** begin **

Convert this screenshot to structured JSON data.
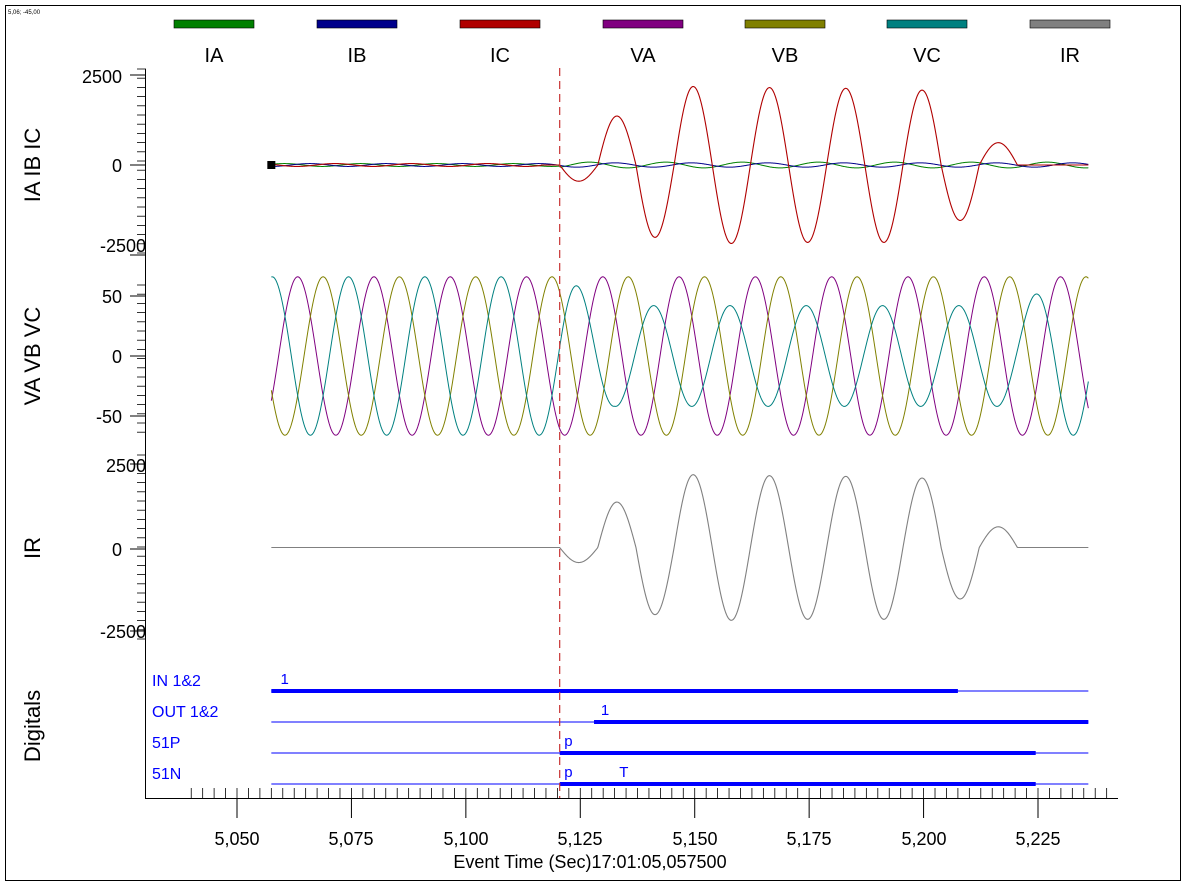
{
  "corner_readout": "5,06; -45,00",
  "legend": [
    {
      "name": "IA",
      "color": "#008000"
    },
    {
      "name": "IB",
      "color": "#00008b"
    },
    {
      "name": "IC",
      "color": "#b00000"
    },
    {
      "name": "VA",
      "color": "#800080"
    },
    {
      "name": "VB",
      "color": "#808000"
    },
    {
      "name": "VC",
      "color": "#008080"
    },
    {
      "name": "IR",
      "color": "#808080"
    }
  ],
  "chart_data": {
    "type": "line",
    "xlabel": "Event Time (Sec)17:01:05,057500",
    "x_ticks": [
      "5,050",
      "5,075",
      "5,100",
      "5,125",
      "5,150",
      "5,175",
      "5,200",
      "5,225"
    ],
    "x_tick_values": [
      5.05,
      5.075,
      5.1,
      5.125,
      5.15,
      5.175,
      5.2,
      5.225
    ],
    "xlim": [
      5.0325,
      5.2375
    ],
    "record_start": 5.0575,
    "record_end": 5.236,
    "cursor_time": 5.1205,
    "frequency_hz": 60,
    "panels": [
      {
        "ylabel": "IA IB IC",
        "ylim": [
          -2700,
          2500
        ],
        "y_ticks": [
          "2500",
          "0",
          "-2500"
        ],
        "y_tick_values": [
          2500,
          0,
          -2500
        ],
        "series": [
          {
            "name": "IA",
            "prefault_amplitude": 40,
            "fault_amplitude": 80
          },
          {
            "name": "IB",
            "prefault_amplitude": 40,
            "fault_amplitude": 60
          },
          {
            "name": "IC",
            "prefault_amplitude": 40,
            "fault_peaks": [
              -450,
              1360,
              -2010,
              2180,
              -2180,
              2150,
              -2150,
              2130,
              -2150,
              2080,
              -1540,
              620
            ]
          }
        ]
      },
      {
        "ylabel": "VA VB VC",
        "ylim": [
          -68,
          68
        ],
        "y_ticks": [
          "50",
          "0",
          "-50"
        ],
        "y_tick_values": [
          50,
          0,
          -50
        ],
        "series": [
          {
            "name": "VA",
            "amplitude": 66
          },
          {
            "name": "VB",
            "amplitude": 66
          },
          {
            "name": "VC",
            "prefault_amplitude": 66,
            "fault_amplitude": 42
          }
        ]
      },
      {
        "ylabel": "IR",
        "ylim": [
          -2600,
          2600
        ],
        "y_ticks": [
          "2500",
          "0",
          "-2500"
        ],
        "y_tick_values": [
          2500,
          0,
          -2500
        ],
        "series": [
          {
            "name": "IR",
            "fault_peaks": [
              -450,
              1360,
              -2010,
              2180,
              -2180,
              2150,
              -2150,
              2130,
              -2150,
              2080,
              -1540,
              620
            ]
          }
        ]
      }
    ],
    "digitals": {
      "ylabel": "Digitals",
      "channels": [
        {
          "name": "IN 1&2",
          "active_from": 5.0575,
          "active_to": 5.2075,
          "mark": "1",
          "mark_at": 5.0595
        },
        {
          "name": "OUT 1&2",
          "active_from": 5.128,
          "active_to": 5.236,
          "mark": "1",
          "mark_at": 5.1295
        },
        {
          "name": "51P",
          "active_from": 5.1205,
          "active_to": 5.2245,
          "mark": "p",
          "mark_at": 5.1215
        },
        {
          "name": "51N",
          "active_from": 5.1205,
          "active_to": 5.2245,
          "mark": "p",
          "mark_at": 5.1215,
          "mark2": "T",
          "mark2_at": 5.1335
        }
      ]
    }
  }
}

** end **

Written instruction >> Output, exactly, all the records above; include no pictures.

Output below >>
Convert this screenshot to structured JSON data.
{
  "corner_readout": "5,06; -45,00",
  "legend": [
    {
      "name": "IA",
      "color": "#008000"
    },
    {
      "name": "IB",
      "color": "#00008b"
    },
    {
      "name": "IC",
      "color": "#b00000"
    },
    {
      "name": "VA",
      "color": "#800080"
    },
    {
      "name": "VB",
      "color": "#808000"
    },
    {
      "name": "VC",
      "color": "#008080"
    },
    {
      "name": "IR",
      "color": "#808080"
    }
  ],
  "chart_data": {
    "type": "line",
    "xlabel": "Event Time (Sec)17:01:05,057500",
    "x_ticks": [
      "5,050",
      "5,075",
      "5,100",
      "5,125",
      "5,150",
      "5,175",
      "5,200",
      "5,225"
    ],
    "x_tick_values": [
      5.05,
      5.075,
      5.1,
      5.125,
      5.15,
      5.175,
      5.2,
      5.225
    ],
    "xlim": [
      5.0325,
      5.2375
    ],
    "record_start": 5.0575,
    "record_end": 5.236,
    "cursor_time": 5.1205,
    "frequency_hz": 60,
    "panels": [
      {
        "ylabel": "IA IB IC",
        "ylim": [
          -2700,
          2500
        ],
        "y_ticks": [
          "2500",
          "0",
          "-2500"
        ],
        "y_tick_values": [
          2500,
          0,
          -2500
        ],
        "series": [
          {
            "name": "IA",
            "prefault_amplitude": 40,
            "fault_amplitude": 80
          },
          {
            "name": "IB",
            "prefault_amplitude": 40,
            "fault_amplitude": 60
          },
          {
            "name": "IC",
            "prefault_amplitude": 40,
            "fault_peaks": [
              -450,
              1360,
              -2010,
              2180,
              -2180,
              2150,
              -2150,
              2130,
              -2150,
              2080,
              -1540,
              620
            ]
          }
        ]
      },
      {
        "ylabel": "VA VB VC",
        "ylim": [
          -68,
          68
        ],
        "y_ticks": [
          "50",
          "0",
          "-50"
        ],
        "y_tick_values": [
          50,
          0,
          -50
        ],
        "series": [
          {
            "name": "VA",
            "amplitude": 66
          },
          {
            "name": "VB",
            "amplitude": 66
          },
          {
            "name": "VC",
            "prefault_amplitude": 66,
            "fault_amplitude": 42
          }
        ]
      },
      {
        "ylabel": "IR",
        "ylim": [
          -2600,
          2600
        ],
        "y_ticks": [
          "2500",
          "0",
          "-2500"
        ],
        "y_tick_values": [
          2500,
          0,
          -2500
        ],
        "series": [
          {
            "name": "IR",
            "fault_peaks": [
              -450,
              1360,
              -2010,
              2180,
              -2180,
              2150,
              -2150,
              2130,
              -2150,
              2080,
              -1540,
              620
            ]
          }
        ]
      }
    ],
    "digitals": {
      "ylabel": "Digitals",
      "channels": [
        {
          "name": "IN 1&2",
          "active_from": 5.0575,
          "active_to": 5.2075,
          "mark": "1",
          "mark_at": 5.0595
        },
        {
          "name": "OUT 1&2",
          "active_from": 5.128,
          "active_to": 5.236,
          "mark": "1",
          "mark_at": 5.1295
        },
        {
          "name": "51P",
          "active_from": 5.1205,
          "active_to": 5.2245,
          "mark": "p",
          "mark_at": 5.1215
        },
        {
          "name": "51N",
          "active_from": 5.1205,
          "active_to": 5.2245,
          "mark": "p",
          "mark_at": 5.1215,
          "mark2": "T",
          "mark2_at": 5.1335
        }
      ]
    }
  }
}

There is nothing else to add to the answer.